_READING PASSAGE_
As Sumeet Kumar explains:
“It essentially allows you to analyze sensor data in real time by simulating how your brain recognizes patterns of interest.”
Sumeet Kumar
CEO, Innatera
The result is not just efficiency. It is a fundamentally different form of intelligence — one that is event-driven, rather than continuously active.
The Rise of “Invisible AI”
This shift opens the door to a new category: AI that disappears into devices.
Innatera’s chips are not designed for data centres or high-performance computing. They operate in places where energy is scarce and latency matters:
- wearables that monitor health continuously
- industrial sensors that detect anomalies before failure
- radar systems that distinguish between movement and presence
In collaboration with partners such as Socionext, Innatera is already applying this to radar-based detection — identifying human presence while ignoring irrelevant motion, all on minimal power.
This is AI not as a feature, but as a background condition.
As one industry observer noted:
“The future of the edge isn’t just about doing more; it’s about doing it while disappearing into the device.”

_REQUIRED TASKS_
(a) Copy the passage about Innatera's chips from "This shift opens" up to and including "on minimal power.", word for word.
(b) In the records, repeat exactly the lines from the line with "sidebar-item-label: Вебинары —" up to and including the line with "table-row[interactable]: 1. Lecture".

_TASK INPUTS_
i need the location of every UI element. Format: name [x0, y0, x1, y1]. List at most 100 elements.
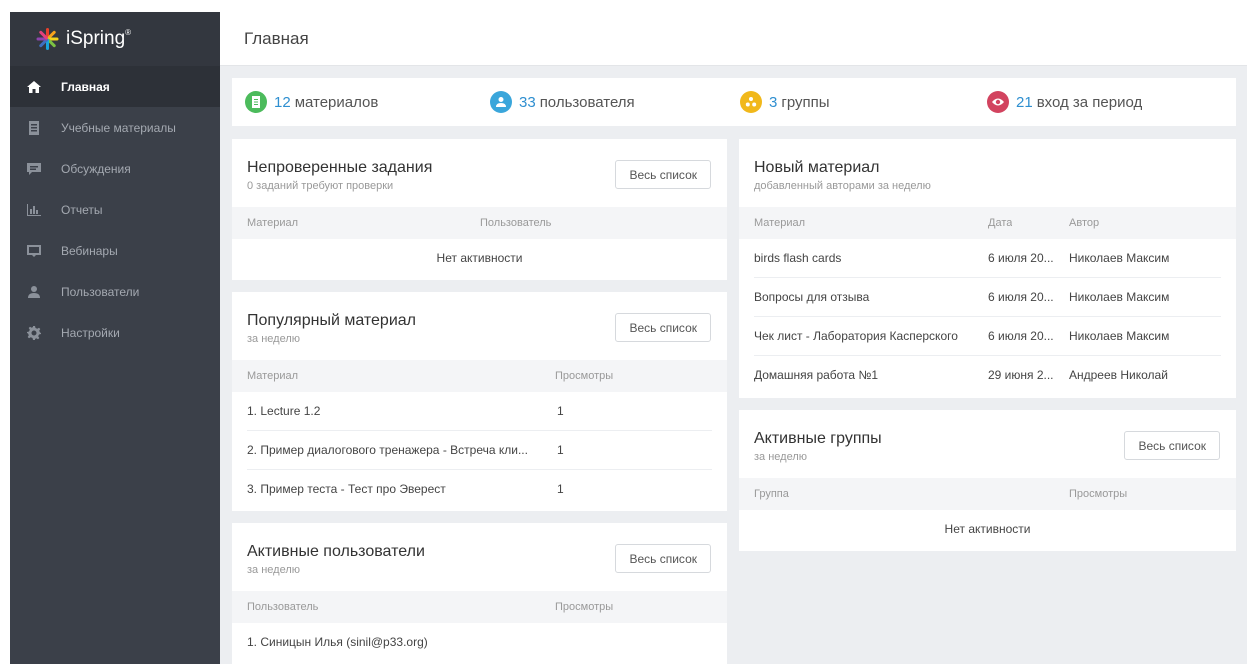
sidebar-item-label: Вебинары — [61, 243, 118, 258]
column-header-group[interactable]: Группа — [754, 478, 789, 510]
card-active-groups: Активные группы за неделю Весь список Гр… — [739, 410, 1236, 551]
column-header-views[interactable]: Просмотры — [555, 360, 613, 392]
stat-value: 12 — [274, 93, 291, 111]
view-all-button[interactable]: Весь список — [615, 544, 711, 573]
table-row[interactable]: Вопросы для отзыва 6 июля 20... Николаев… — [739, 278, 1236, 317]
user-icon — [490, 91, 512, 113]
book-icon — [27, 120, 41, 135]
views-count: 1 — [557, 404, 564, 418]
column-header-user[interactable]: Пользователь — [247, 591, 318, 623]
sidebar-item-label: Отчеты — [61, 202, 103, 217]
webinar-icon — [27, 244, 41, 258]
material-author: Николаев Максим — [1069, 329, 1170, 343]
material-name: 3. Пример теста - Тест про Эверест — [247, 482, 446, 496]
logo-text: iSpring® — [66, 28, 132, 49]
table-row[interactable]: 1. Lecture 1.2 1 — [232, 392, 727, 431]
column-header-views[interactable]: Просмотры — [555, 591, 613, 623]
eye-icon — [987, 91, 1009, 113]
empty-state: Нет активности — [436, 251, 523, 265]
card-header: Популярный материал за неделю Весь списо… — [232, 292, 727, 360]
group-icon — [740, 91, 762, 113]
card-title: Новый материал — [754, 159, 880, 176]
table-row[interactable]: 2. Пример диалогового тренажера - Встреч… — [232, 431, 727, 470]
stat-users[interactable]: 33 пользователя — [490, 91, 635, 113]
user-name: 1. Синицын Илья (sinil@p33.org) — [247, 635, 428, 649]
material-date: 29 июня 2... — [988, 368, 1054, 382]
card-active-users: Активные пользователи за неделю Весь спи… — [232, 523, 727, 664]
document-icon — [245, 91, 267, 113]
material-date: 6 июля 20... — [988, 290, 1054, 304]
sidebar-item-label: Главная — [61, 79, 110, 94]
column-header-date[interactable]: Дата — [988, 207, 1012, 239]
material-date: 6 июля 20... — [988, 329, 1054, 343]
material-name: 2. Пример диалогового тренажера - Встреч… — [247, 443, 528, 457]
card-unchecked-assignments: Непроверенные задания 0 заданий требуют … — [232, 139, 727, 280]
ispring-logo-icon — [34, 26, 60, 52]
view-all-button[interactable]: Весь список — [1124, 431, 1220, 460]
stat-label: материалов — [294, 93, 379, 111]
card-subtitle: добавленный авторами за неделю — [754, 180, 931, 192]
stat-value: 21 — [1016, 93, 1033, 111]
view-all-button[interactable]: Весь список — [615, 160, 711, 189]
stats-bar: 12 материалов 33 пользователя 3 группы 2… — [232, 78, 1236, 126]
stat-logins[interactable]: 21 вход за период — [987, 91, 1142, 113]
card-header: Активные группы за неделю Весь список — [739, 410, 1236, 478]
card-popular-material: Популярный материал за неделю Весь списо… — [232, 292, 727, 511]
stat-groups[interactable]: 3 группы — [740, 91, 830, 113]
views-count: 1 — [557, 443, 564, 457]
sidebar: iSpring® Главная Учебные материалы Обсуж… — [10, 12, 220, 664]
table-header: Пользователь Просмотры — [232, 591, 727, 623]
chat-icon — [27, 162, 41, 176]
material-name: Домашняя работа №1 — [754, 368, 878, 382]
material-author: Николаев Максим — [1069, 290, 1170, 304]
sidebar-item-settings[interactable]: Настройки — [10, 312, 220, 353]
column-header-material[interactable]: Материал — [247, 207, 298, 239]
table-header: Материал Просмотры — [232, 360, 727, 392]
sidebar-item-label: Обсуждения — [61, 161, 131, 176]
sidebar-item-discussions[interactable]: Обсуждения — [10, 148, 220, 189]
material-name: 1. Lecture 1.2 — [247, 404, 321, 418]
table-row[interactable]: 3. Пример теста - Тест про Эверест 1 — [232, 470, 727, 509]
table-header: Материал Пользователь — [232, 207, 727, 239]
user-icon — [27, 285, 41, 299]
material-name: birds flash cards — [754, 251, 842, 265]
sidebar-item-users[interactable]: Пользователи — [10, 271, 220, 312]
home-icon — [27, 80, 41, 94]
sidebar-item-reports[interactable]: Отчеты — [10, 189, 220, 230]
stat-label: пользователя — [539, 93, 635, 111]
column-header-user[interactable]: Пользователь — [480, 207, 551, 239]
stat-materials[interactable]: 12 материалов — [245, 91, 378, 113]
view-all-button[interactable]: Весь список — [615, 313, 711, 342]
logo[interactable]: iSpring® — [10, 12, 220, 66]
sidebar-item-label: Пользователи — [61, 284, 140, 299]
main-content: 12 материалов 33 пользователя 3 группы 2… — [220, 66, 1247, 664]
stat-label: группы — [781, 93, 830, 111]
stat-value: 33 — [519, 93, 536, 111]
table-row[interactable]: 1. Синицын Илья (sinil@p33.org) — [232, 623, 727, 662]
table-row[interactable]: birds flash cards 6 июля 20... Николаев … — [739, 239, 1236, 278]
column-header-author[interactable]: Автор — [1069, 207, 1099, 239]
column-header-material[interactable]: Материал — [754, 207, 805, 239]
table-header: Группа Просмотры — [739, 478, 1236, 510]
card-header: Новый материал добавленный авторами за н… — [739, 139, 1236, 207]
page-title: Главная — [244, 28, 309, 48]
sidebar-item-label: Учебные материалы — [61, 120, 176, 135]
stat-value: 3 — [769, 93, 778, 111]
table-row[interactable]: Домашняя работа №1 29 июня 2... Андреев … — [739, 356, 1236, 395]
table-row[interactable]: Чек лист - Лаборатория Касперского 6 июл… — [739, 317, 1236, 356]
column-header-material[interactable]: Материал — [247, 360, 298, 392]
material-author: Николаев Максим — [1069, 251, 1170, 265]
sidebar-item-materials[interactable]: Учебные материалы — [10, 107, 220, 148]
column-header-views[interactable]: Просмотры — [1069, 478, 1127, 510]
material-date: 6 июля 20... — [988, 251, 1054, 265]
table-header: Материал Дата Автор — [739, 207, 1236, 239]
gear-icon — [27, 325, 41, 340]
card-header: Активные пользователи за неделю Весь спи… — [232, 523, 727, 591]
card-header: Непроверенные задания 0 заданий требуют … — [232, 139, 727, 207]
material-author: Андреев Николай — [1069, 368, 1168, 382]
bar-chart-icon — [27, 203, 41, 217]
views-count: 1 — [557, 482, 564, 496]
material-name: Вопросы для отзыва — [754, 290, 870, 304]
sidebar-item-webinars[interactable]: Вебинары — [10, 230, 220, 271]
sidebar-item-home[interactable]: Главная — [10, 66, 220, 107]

_SOLUTIONS_
(a)
This shift opens the door to a new category: AI that disappears into devices.
Innatera’s chips are not designed for data centres or high-performance computing. They operate in places where energy is scarce and latency matters:
- wearables that monitor health continuously
- industrial sensors that detect anomalies before failure
- radar systems that distinguish between movement and presence
In collaboration with partners such as Socionext, Innatera is already applying this to radar-based detection — identifying human presence while ignoring irrelevant motion, all on minimal power.

(b)
sidebar-item-label: Вебинары — [61, 243, 118, 258]
column-header-group[interactable]: Группа — [754, 478, 789, 510]
card-active-groups: Активные группы за неделю Весь список Гр… — [739, 410, 1236, 551]
column-header-views[interactable]: Просмотры — [555, 360, 613, 392]
stat-value: 12 — [274, 93, 291, 111]
view-all-button[interactable]: Весь список — [615, 544, 711, 573]
table-row[interactable]: Вопросы для отзыва 6 июля 20... Николаев… — [739, 278, 1236, 317]
user-icon — [490, 91, 512, 113]
book-icon — [27, 120, 41, 135]
views-count: 1 — [557, 404, 564, 418]
column-header-user[interactable]: Пользователь — [247, 591, 318, 623]
sidebar-item-label: Отчеты — [61, 202, 103, 217]
webinar-icon — [27, 244, 41, 258]
material-author: Николаев Максим — [1069, 329, 1170, 343]
material-name: 3. Пример теста - Тест про Эверест — [247, 482, 446, 496]
logo-text: iSpring® — [66, 28, 132, 49]
table-row[interactable]: 1. Lecture 1.2 1 — [232, 392, 727, 431]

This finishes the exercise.